Return the count of lines with the string "screenshot" in them, and nothing else.

>>>

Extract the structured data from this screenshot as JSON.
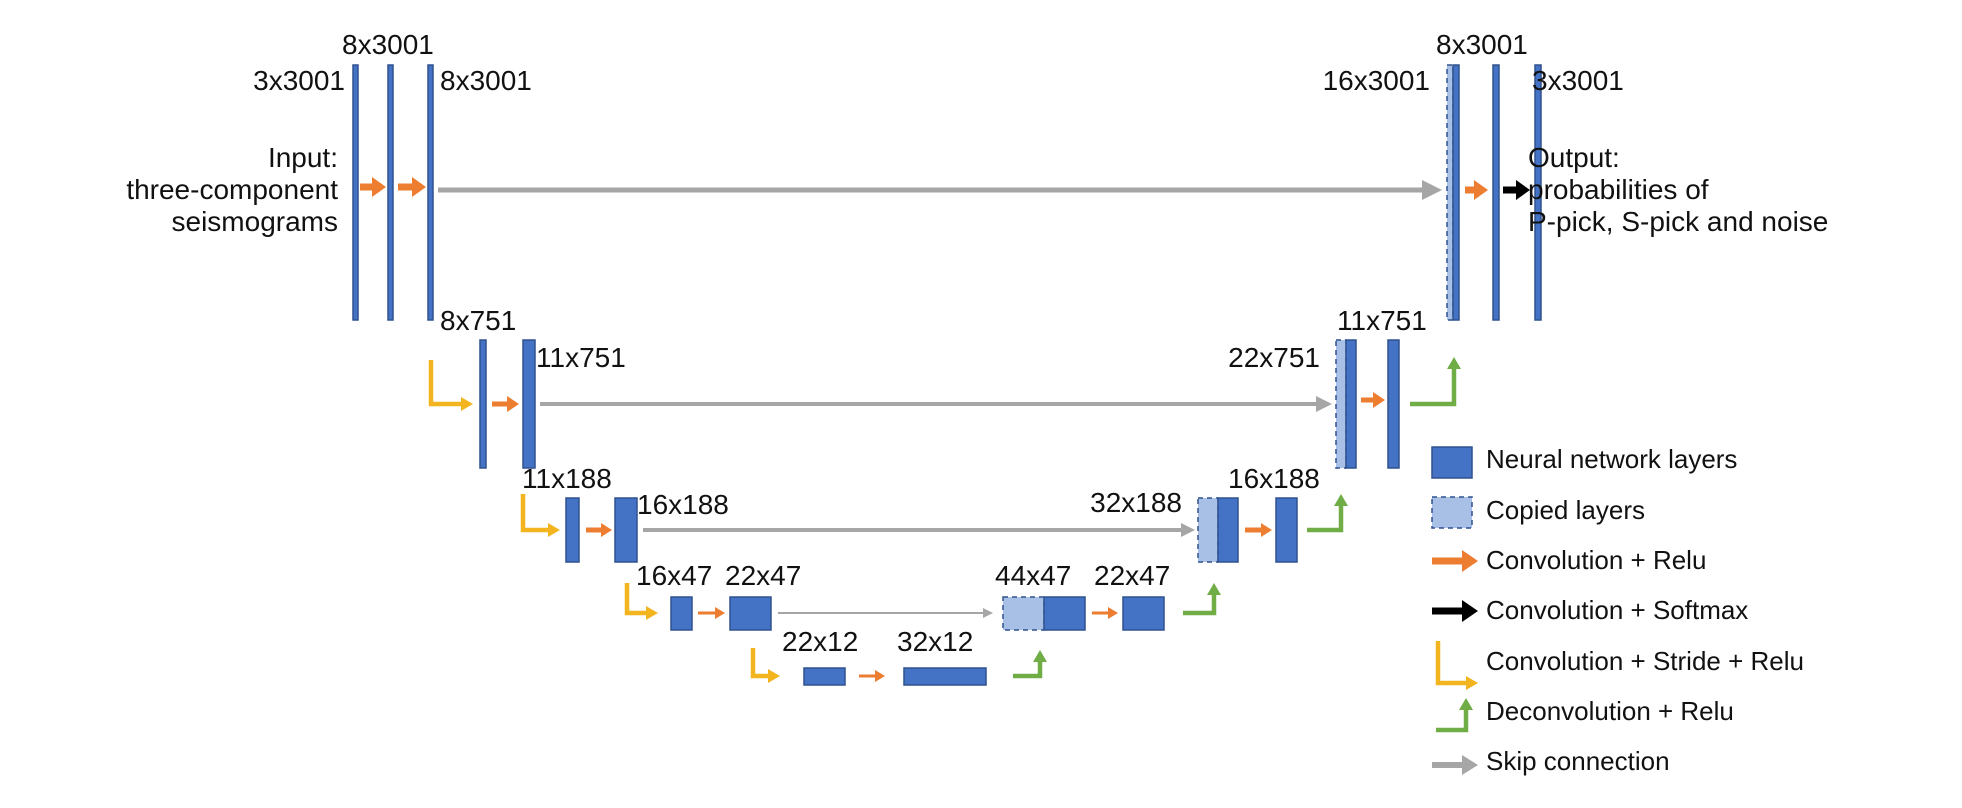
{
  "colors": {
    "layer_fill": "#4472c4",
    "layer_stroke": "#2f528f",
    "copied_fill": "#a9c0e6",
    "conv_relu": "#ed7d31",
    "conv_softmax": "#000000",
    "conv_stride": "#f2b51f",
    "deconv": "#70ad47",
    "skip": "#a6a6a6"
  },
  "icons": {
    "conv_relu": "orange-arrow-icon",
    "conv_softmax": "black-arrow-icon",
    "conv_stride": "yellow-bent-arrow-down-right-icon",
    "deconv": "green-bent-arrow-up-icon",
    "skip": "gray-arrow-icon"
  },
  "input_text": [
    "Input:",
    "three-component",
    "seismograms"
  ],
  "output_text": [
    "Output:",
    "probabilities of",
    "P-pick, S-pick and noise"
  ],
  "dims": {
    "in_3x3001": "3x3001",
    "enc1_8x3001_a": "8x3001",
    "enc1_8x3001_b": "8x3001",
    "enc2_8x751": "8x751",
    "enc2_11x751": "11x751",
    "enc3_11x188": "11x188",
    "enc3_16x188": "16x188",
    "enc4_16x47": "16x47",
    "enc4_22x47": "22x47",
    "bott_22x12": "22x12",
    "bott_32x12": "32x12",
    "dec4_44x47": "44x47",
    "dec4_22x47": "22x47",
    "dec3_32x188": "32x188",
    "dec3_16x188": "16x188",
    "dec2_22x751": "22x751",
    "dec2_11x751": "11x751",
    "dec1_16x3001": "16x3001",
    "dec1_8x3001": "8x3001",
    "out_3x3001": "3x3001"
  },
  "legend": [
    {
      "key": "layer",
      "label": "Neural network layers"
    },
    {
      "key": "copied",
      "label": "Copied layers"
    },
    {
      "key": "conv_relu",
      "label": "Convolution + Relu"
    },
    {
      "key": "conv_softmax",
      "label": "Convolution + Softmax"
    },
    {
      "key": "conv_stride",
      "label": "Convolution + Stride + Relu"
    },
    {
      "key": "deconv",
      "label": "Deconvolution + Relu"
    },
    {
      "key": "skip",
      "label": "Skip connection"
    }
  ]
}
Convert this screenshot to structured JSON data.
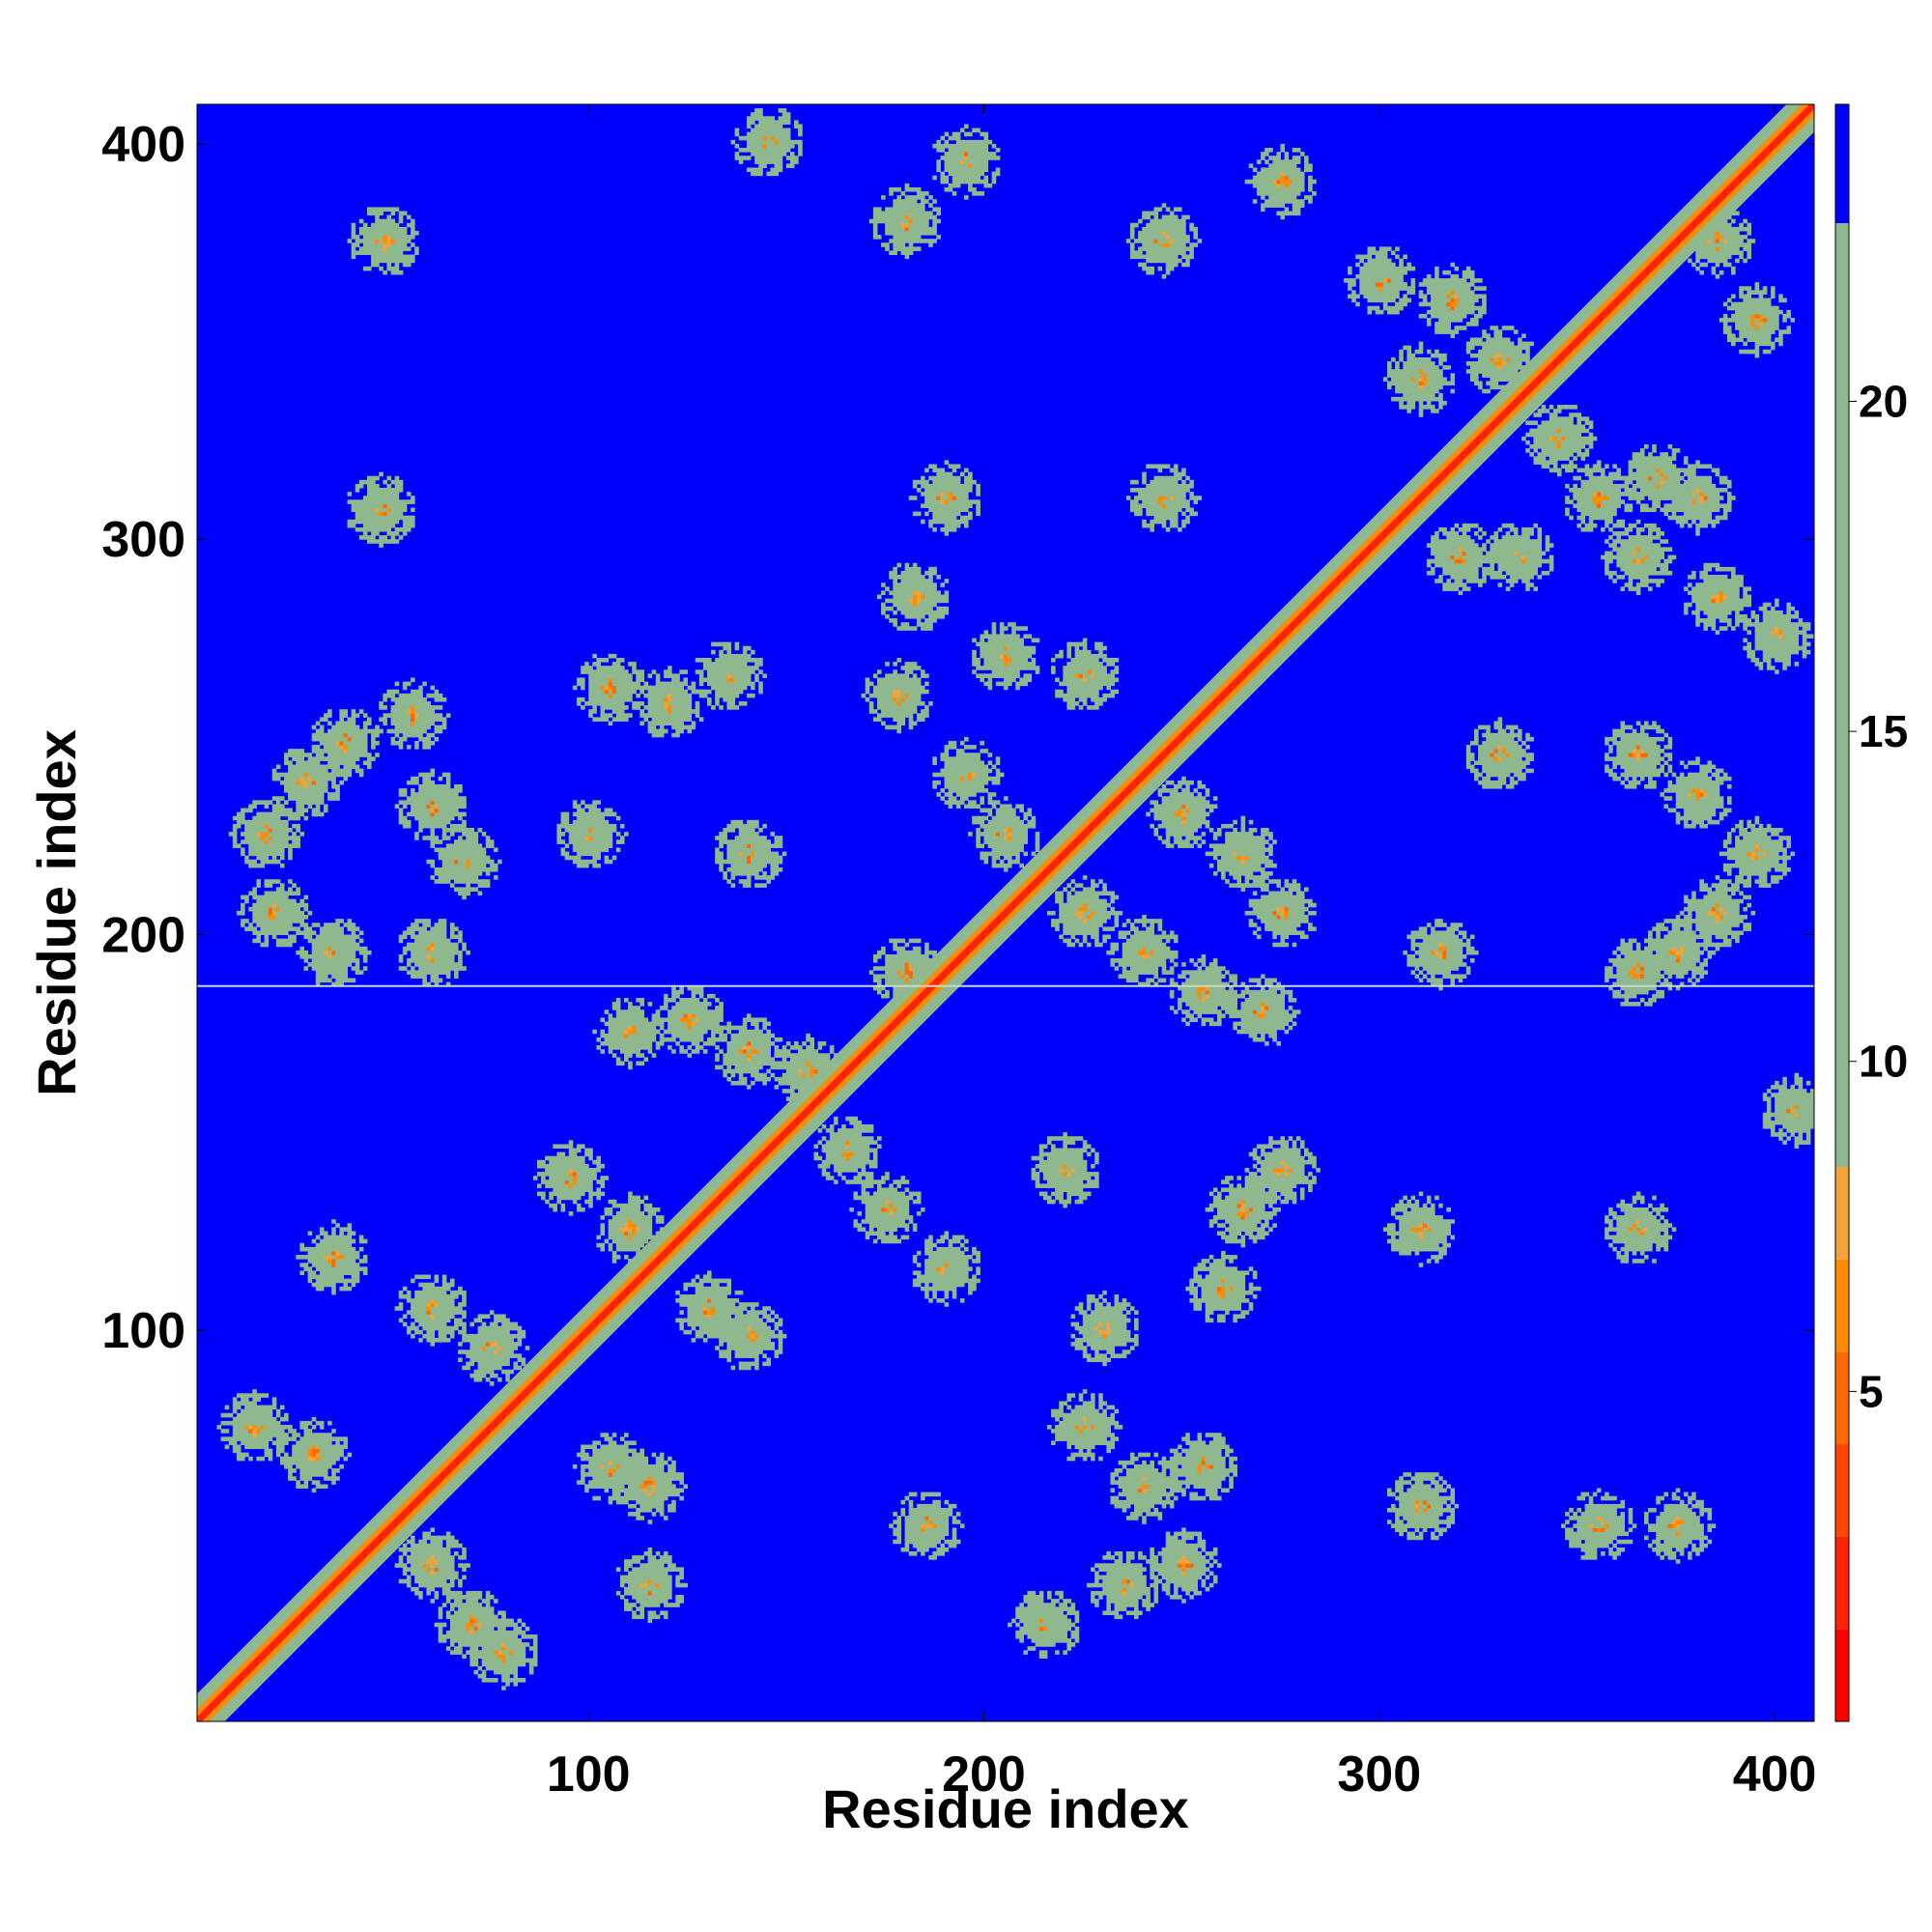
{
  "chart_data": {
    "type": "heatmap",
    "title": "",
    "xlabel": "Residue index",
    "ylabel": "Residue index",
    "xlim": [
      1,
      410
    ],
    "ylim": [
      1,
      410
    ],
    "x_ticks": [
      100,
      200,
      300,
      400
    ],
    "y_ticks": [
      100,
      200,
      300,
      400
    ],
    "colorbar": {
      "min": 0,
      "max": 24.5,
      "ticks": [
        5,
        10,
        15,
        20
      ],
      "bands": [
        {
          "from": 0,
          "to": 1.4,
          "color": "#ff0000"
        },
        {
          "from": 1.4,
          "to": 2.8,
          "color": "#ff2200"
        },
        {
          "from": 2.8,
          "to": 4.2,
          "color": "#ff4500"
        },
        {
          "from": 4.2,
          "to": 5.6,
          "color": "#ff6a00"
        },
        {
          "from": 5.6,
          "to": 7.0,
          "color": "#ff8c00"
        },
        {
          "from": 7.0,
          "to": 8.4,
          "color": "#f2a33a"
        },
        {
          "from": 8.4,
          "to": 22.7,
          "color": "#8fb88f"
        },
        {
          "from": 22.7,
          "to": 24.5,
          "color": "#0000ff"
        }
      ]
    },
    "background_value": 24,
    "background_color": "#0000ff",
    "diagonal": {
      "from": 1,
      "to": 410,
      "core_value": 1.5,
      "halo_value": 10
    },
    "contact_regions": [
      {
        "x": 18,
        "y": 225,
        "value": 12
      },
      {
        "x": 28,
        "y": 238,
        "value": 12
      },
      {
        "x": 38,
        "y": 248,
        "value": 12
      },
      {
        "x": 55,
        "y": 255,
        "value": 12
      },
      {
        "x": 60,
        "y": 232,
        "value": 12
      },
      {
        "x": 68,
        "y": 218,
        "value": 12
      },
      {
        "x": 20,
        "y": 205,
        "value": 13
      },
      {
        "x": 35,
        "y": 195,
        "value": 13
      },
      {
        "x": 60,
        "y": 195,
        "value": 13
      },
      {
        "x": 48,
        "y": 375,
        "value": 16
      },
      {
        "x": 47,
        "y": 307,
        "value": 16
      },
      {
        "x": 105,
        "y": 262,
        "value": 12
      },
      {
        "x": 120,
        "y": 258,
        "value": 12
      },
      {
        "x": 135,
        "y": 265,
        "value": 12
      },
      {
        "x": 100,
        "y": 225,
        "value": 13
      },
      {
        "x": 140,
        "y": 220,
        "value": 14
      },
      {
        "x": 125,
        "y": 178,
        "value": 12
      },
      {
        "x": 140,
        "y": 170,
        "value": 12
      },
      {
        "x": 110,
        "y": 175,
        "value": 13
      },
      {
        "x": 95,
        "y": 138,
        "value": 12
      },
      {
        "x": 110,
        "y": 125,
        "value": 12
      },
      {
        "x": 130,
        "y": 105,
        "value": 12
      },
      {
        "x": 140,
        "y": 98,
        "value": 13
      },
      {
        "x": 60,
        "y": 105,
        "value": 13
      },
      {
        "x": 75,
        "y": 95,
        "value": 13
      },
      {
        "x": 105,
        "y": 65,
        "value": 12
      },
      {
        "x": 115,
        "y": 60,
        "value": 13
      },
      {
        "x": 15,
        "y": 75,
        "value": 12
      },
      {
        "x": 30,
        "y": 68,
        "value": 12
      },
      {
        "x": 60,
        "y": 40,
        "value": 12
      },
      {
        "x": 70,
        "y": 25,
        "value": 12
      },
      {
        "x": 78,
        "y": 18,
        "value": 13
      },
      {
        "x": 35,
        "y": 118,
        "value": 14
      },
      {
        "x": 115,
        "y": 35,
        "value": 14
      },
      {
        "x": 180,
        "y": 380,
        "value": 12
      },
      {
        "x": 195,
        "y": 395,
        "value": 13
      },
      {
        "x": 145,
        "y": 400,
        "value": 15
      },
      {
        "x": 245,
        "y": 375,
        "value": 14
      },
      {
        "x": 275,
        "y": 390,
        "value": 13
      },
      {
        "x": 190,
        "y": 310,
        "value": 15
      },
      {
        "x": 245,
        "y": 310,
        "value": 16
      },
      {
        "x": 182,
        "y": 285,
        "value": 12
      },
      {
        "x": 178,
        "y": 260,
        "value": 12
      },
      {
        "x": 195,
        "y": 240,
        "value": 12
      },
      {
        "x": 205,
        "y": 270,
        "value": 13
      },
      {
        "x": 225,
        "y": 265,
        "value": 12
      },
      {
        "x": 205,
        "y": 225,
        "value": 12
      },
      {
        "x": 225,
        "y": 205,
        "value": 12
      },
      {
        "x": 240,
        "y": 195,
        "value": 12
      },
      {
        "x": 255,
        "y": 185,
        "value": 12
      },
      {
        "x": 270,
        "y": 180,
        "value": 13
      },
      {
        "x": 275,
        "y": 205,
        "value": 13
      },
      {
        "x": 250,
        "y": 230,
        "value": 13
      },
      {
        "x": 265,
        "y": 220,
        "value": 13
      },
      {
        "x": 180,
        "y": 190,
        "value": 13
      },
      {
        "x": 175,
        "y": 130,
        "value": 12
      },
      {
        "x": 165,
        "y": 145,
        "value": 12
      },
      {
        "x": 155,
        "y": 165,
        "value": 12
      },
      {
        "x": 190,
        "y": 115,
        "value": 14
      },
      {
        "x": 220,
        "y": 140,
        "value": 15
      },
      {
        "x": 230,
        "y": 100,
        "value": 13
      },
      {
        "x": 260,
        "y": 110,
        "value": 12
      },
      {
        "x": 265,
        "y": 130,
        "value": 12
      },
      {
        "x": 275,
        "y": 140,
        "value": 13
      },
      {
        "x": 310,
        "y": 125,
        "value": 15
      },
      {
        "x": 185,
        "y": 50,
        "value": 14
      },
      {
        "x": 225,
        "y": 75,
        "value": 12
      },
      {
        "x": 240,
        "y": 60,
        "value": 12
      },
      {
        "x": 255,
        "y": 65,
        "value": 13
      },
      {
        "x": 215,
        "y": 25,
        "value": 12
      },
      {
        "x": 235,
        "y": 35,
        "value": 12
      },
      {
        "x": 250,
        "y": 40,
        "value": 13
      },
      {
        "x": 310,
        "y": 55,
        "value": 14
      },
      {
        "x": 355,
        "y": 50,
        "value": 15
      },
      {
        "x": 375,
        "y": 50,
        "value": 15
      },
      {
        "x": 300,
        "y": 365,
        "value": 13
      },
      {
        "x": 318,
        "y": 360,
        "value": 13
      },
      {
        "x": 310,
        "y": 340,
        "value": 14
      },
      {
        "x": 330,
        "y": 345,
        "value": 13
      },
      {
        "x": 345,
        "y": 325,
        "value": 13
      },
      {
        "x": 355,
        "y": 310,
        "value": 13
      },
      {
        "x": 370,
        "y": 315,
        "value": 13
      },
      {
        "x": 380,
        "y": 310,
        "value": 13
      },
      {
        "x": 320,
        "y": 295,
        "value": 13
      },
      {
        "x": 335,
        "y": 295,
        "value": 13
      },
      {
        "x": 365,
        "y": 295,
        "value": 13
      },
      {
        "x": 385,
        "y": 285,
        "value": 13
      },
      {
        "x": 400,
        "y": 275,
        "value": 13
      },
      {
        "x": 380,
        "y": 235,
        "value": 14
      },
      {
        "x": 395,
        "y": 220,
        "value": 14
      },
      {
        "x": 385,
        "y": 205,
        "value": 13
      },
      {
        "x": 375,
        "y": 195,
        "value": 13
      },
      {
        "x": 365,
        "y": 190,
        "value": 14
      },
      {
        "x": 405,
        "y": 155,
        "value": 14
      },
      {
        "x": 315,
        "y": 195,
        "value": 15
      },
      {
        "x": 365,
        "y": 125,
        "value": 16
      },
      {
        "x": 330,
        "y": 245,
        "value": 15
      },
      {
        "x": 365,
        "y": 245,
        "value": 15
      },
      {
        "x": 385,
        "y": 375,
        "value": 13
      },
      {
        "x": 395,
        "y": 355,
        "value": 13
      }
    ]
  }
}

<<<

## TASK ANSWER
2